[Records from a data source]
════

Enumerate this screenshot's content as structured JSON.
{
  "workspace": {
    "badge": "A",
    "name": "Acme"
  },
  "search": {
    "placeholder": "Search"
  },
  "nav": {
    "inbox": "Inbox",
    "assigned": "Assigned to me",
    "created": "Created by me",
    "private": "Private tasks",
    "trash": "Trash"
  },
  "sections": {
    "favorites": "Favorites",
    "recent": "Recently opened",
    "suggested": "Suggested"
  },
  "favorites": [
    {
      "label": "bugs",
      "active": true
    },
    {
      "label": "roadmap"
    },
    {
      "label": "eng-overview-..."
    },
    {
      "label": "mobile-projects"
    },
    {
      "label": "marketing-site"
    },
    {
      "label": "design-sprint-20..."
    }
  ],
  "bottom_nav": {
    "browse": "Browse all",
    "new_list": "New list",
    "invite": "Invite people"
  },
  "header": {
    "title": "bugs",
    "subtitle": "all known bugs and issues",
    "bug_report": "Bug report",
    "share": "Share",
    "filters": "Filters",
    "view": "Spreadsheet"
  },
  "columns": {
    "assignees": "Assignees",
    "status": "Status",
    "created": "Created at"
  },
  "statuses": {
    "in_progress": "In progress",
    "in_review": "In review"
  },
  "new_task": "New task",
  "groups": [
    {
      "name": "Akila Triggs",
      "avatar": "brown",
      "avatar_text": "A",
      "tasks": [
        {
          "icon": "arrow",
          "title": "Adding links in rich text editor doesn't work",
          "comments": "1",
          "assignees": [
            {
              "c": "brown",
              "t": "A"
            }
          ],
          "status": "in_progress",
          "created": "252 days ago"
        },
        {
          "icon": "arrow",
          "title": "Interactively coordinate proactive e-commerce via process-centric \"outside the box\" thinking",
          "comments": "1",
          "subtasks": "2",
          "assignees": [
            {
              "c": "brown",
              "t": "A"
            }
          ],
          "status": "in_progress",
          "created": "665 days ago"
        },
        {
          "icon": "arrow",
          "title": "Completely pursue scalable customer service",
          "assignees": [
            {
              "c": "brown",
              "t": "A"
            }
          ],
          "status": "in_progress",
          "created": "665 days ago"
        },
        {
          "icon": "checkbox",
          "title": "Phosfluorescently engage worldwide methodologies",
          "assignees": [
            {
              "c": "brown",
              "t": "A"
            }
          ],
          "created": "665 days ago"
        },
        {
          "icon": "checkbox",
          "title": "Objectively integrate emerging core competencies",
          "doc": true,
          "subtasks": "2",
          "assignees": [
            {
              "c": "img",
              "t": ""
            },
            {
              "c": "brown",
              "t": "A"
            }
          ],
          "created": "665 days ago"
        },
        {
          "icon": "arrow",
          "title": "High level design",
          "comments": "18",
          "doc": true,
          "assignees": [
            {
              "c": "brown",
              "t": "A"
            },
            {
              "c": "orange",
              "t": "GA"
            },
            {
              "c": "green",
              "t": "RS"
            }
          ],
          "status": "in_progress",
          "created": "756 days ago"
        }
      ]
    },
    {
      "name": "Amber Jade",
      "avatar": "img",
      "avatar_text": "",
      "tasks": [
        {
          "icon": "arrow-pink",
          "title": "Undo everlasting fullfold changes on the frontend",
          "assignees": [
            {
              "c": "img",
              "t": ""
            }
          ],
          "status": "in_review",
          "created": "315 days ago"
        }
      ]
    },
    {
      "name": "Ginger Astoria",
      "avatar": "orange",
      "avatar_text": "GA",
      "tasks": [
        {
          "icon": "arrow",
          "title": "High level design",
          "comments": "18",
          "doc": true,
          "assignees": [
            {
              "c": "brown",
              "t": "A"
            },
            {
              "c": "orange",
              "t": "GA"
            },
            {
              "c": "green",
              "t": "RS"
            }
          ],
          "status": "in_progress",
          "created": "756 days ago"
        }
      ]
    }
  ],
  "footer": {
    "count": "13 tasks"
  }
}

════

■ TASK GOAL
Copy out every entry again, exactly as it was given.

■ RESPONSE
Enumerate this screenshot's content as structured JSON.
{
  "workspace": {
    "badge": "A",
    "name": "Acme"
  },
  "search": {
    "placeholder": "Search"
  },
  "nav": {
    "inbox": "Inbox",
    "assigned": "Assigned to me",
    "created": "Created by me",
    "private": "Private tasks",
    "trash": "Trash"
  },
  "sections": {
    "favorites": "Favorites",
    "recent": "Recently opened",
    "suggested": "Suggested"
  },
  "favorites": [
    {
      "label": "bugs",
      "active": true
    },
    {
      "label": "roadmap"
    },
    {
      "label": "eng-overview-..."
    },
    {
      "label": "mobile-projects"
    },
    {
      "label": "marketing-site"
    },
    {
      "label": "design-sprint-20..."
    }
  ],
  "bottom_nav": {
    "browse": "Browse all",
    "new_list": "New list",
    "invite": "Invite people"
  },
  "header": {
    "title": "bugs",
    "subtitle": "all known bugs and issues",
    "bug_report": "Bug report",
    "share": "Share",
    "filters": "Filters",
    "view": "Spreadsheet"
  },
  "columns": {
    "assignees": "Assignees",
    "status": "Status",
    "created": "Created at"
  },
  "statuses": {
    "in_progress": "In progress",
    "in_review": "In review"
  },
  "new_task": "New task",
  "groups": [
    {
      "name": "Akila Triggs",
      "avatar": "brown",
      "avatar_text": "A",
      "tasks": [
        {
          "icon": "arrow",
          "title": "Adding links in rich text editor doesn't work",
          "comments": "1",
          "assignees": [
            {
              "c": "brown",
              "t": "A"
            }
          ],
          "status": "in_progress",
          "created": "252 days ago"
        },
        {
          "icon": "arrow",
          "title": "Interactively coordinate proactive e-commerce via process-centric \"outside the box\" thinking",
          "comments": "1",
          "subtasks": "2",
          "assignees": [
            {
              "c": "brown",
              "t": "A"
            }
          ],
          "status": "in_progress",
          "created": "665 days ago"
        },
        {
          "icon": "arrow",
          "title": "Completely pursue scalable customer service",
          "assignees": [
            {
              "c": "brown",
              "t": "A"
            }
          ],
          "status": "in_progress",
          "created": "665 days ago"
        },
        {
          "icon": "checkbox",
          "title": "Phosfluorescently engage worldwide methodologies",
          "assignees": [
            {
              "c": "brown",
              "t": "A"
            }
          ],
          "created": "665 days ago"
        },
        {
          "icon": "checkbox",
          "title": "Objectively integrate emerging core competencies",
          "doc": true,
          "subtasks": "2",
          "assignees": [
            {
              "c": "img",
              "t": ""
            },
            {
              "c": "brown",
              "t": "A"
            }
          ],
          "created": "665 days ago"
        },
        {
          "icon": "arrow",
          "title": "High level design",
          "comments": "18",
          "doc": true,
          "assignees": [
            {
              "c": "brown",
              "t": "A"
            },
            {
              "c": "orange",
              "t": "GA"
            },
            {
              "c": "green",
              "t": "RS"
            }
          ],
          "status": "in_progress",
          "created": "756 days ago"
        }
      ]
    },
    {
      "name": "Amber Jade",
      "avatar": "img",
      "avatar_text": "",
      "tasks": [
        {
          "icon": "arrow-pink",
          "title": "Undo everlasting fullfold changes on the frontend",
          "assignees": [
            {
              "c": "img",
              "t": ""
            }
          ],
          "status": "in_review",
          "created": "315 days ago"
        }
      ]
    },
    {
      "name": "Ginger Astoria",
      "avatar": "orange",
      "avatar_text": "GA",
      "tasks": [
        {
          "icon": "arrow",
          "title": "High level design",
          "comments": "18",
          "doc": true,
          "assignees": [
            {
              "c": "brown",
              "t": "A"
            },
            {
              "c": "orange",
              "t": "GA"
            },
            {
              "c": "green",
              "t": "RS"
            }
          ],
          "status": "in_progress",
          "created": "756 days ago"
        }
      ]
    }
  ],
  "footer": {
    "count": "13 tasks"
  }
}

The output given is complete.